**What to do**
Please retype the records below exactly, leaving out any pictures.

**Task data**
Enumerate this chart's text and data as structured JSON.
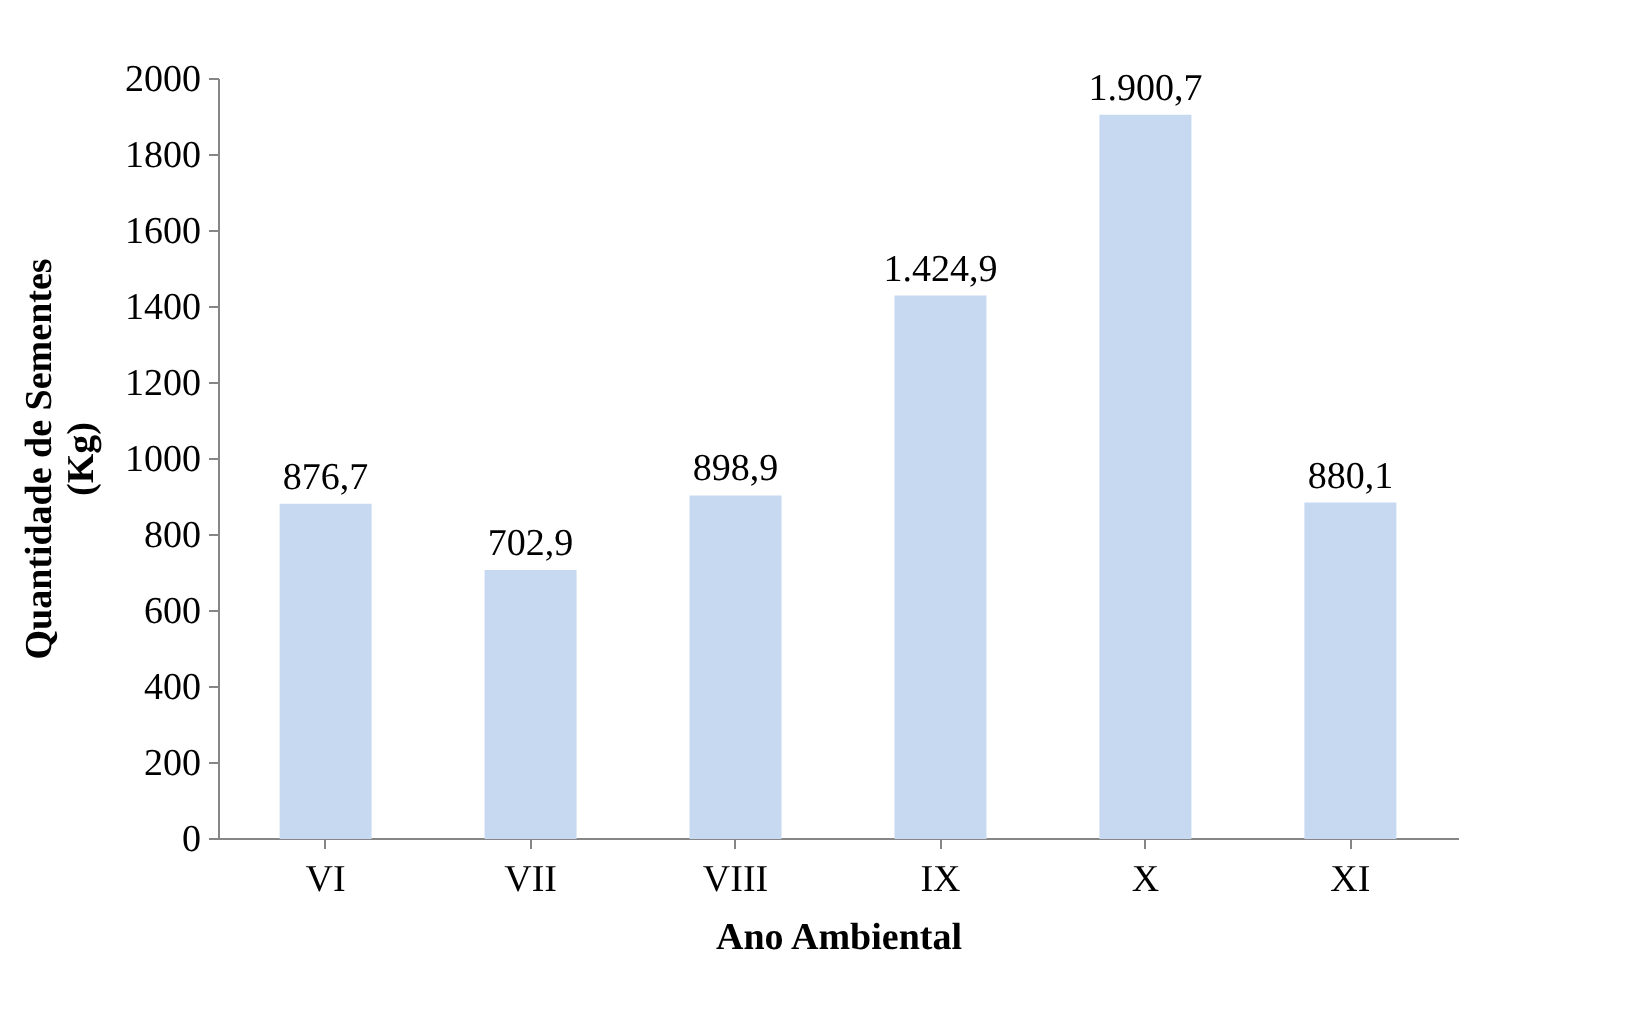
{
  "chart_data": {
    "type": "bar",
    "xlabel": "Ano Ambiental",
    "ylabel": "Quantidade de Sementes (Kg)",
    "categories": [
      "VI",
      "VII",
      "VIII",
      "IX",
      "X",
      "XI"
    ],
    "values": [
      876.7,
      702.9,
      898.9,
      1424.9,
      1900.7,
      880.1
    ],
    "value_labels": [
      "876,7",
      "702,9",
      "898,9",
      "1.424,9",
      "1.900,7",
      "880,1"
    ],
    "color": "#c6d9f1",
    "ylim": [
      0,
      2000
    ],
    "yticks": [
      0,
      200,
      400,
      600,
      800,
      1000,
      1200,
      1400,
      1600,
      1800,
      2000
    ],
    "grid": false
  }
}
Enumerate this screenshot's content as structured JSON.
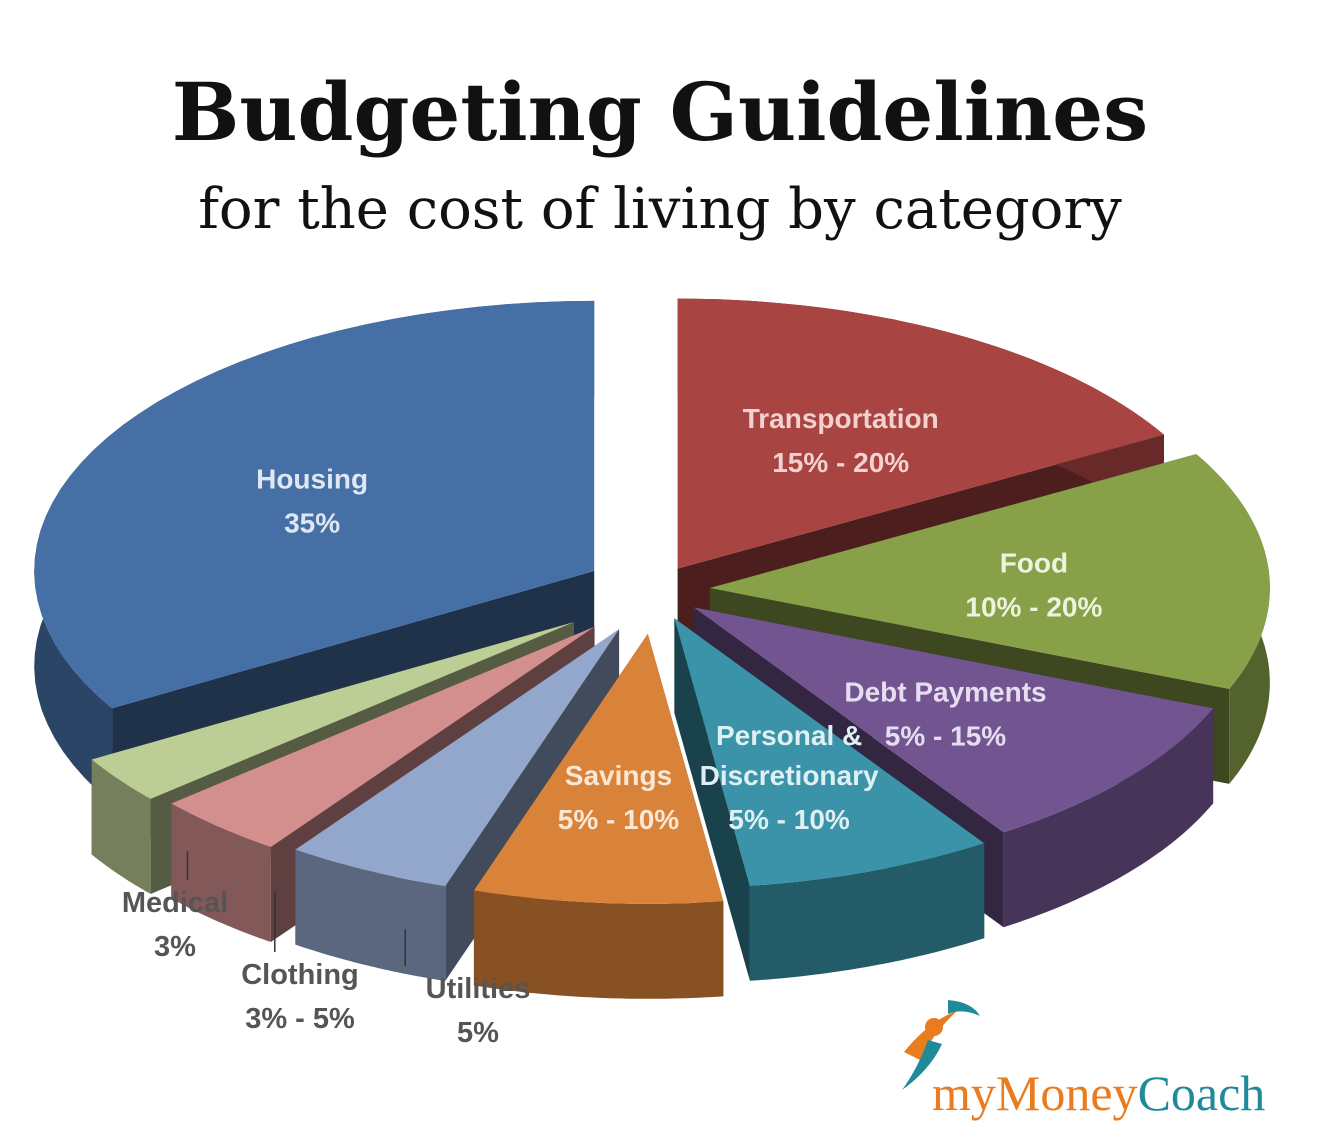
{
  "title": "Budgeting Guidelines",
  "subtitle": "for the cost of living by category",
  "logo": {
    "part1": "my",
    "part2": "Money",
    "part3": "Coach"
  },
  "colors": {
    "text_dark": "#111111",
    "label_gray": "#555555",
    "logo_orange": "#e97c1e",
    "logo_teal": "#1f8a9a"
  },
  "chart_data": {
    "type": "pie",
    "title": "Budgeting Guidelines",
    "subtitle": "for the cost of living by category",
    "slices": [
      {
        "name": "Transportation",
        "range": "15% - 20%",
        "value": 17.5,
        "color": "#a84442"
      },
      {
        "name": "Food",
        "range": "10% - 20%",
        "value": 15,
        "color": "#88a048"
      },
      {
        "name": "Debt Payments",
        "range": "5% - 15%",
        "value": 10,
        "color": "#725590"
      },
      {
        "name": "Personal & Discretionary",
        "name_lines": [
          "Personal &",
          "Discretionary"
        ],
        "range": "5% - 10%",
        "value": 7.5,
        "color": "#3a93a8"
      },
      {
        "name": "Savings",
        "range": "5% - 10%",
        "value": 7.5,
        "color": "#d9823a"
      },
      {
        "name": "Utilities",
        "range": "5%",
        "value": 5,
        "color": "#93a6cc"
      },
      {
        "name": "Clothing",
        "range": "3% - 5%",
        "value": 4,
        "color": "#d28f8e"
      },
      {
        "name": "Medical",
        "range": "3%",
        "value": 3,
        "color": "#bccd95"
      },
      {
        "name": "Housing",
        "range": "35%",
        "value": 35,
        "color": "#4670a5"
      }
    ]
  }
}
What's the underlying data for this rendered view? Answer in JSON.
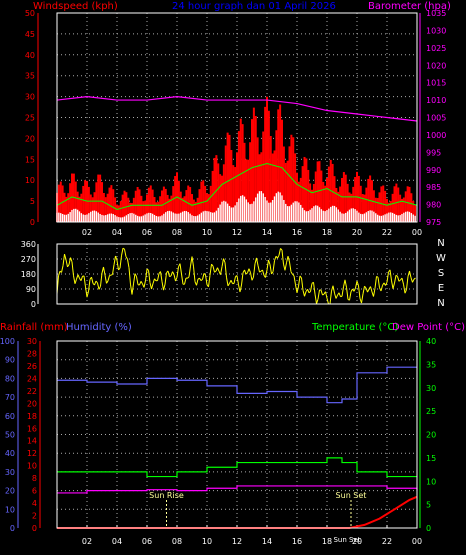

**Reply**
Enumerate this chart's text and data as structured JSON.
{
  "chart_data": {
    "type": "bar",
    "xlabel": "Ano Ambiental",
    "ylabel": "Quantidade de Sementes (Kg)",
    "categories": [
      "VI",
      "VII",
      "VIII",
      "IX",
      "X",
      "XI"
    ],
    "values": [
      876.7,
      702.9,
      898.9,
      1424.9,
      1900.7,
      880.1
    ],
    "value_labels": [
      "876,7",
      "702,9",
      "898,9",
      "1.424,9",
      "1.900,7",
      "880,1"
    ],
    "color": "#c6d9f1",
    "ylim": [
      0,
      2000
    ],
    "yticks": [
      0,
      200,
      400,
      600,
      800,
      1000,
      1200,
      1400,
      1600,
      1800,
      2000
    ],
    "grid": false
  }
}
Enumerate this screenshot's content as structured JSON.
{
  "title": "Budgeting Guidelines",
  "subtitle": "for the cost of living by category",
  "logo": {
    "part1": "my",
    "part2": "Money",
    "part3": "Coach"
  },
  "colors": {
    "text_dark": "#111111",
    "label_gray": "#555555",
    "logo_orange": "#e97c1e",
    "logo_teal": "#1f8a9a"
  },
  "chart_data": {
    "type": "pie",
    "title": "Budgeting Guidelines",
    "subtitle": "for the cost of living by category",
    "slices": [
      {
        "name": "Transportation",
        "range": "15% - 20%",
        "value": 17.5,
        "color": "#a84442"
      },
      {
        "name": "Food",
        "range": "10% - 20%",
        "value": 15,
        "color": "#88a048"
      },
      {
        "name": "Debt Payments",
        "range": "5% - 15%",
        "value": 10,
        "color": "#725590"
      },
      {
        "name": "Personal & Discretionary",
        "name_lines": [
          "Personal &",
          "Discretionary"
        ],
        "range": "5% - 10%",
        "value": 7.5,
        "color": "#3a93a8"
      },
      {
        "name": "Savings",
        "range": "5% - 10%",
        "value": 7.5,
        "color": "#d9823a"
      },
      {
        "name": "Utilities",
        "range": "5%",
        "value": 5,
        "color": "#93a6cc"
      },
      {
        "name": "Clothing",
        "range": "3% - 5%",
        "value": 4,
        "color": "#d28f8e"
      },
      {
        "name": "Medical",
        "range": "3%",
        "value": 3,
        "color": "#bccd95"
      },
      {
        "name": "Housing",
        "range": "35%",
        "value": 35,
        "color": "#4670a5"
      }
    ]
  }
}
What's the underlying data for this rendered view? Answer in JSON.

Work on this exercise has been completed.